----- Provided data -----
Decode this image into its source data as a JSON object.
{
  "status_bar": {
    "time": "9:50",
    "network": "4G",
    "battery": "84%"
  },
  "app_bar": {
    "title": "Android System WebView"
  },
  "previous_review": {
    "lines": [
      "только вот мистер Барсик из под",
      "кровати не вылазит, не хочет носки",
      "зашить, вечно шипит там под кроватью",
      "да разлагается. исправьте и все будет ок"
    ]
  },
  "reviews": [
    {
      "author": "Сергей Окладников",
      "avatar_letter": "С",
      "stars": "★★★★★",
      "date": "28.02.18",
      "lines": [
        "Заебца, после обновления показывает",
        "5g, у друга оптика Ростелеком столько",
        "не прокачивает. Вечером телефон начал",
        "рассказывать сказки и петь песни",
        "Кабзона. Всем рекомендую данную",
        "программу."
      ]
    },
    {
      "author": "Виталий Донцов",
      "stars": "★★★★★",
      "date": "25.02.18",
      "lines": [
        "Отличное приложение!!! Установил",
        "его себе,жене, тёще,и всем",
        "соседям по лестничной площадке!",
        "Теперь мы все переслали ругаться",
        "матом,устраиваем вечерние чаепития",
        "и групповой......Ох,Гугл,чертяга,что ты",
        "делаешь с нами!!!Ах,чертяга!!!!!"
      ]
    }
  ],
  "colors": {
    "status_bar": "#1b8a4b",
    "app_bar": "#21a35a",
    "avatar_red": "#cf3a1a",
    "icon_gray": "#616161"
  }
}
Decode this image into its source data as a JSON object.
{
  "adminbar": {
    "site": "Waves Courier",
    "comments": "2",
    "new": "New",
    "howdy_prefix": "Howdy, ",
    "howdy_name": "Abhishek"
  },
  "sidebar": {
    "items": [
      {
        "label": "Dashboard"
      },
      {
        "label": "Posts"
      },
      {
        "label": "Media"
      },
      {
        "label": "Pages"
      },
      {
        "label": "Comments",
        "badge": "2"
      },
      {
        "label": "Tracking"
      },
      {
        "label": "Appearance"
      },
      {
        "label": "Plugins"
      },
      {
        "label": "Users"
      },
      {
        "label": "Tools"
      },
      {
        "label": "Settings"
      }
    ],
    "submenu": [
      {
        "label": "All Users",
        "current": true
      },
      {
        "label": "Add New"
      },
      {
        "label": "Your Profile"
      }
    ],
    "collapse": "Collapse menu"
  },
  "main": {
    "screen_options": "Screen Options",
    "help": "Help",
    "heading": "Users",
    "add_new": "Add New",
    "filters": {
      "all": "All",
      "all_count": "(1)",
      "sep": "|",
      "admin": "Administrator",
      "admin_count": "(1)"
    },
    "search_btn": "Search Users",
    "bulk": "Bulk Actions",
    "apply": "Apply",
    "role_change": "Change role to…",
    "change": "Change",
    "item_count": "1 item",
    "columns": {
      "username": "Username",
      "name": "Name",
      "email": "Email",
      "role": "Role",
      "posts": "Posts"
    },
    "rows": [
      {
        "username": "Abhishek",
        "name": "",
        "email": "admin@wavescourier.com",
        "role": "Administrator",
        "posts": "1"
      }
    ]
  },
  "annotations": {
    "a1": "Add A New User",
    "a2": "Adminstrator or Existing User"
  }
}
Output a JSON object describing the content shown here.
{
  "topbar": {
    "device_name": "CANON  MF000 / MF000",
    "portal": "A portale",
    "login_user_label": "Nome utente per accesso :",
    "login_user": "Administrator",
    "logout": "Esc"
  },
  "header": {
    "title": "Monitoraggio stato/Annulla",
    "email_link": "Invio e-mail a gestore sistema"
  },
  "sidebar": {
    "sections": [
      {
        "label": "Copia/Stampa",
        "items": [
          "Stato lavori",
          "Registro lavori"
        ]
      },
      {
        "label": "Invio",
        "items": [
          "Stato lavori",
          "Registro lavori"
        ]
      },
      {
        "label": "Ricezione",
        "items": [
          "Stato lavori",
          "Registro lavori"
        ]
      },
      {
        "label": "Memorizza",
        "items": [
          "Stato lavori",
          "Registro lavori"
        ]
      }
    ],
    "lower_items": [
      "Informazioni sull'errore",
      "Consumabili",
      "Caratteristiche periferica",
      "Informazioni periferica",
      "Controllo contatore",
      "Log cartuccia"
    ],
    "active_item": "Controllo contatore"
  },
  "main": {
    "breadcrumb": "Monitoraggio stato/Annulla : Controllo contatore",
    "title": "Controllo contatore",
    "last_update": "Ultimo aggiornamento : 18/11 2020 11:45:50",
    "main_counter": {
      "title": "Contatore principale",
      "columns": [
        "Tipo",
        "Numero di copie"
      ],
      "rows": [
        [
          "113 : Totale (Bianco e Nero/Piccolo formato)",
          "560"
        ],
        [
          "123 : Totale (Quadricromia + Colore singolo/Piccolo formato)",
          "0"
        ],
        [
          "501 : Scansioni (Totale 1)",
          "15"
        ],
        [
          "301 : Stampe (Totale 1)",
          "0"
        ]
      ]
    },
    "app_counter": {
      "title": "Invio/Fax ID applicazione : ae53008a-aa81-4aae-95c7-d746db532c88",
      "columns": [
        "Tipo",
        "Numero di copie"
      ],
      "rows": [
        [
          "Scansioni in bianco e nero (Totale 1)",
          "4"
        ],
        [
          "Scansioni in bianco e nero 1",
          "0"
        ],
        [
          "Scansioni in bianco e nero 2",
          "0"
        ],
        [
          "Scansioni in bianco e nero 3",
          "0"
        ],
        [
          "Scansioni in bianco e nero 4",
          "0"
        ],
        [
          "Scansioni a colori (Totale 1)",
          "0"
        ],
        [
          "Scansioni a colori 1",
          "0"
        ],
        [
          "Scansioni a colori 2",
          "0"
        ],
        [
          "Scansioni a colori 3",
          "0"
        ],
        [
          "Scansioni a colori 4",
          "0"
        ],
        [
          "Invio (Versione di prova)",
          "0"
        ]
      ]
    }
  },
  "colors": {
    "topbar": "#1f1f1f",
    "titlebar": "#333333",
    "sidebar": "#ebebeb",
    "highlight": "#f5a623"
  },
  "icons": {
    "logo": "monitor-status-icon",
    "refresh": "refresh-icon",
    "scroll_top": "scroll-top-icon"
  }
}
-----
• Problem details: Identify and copy the lines holding the word "Informazioni".

• Solution:
      "Informazioni sull'errore",
      "Informazioni periferica",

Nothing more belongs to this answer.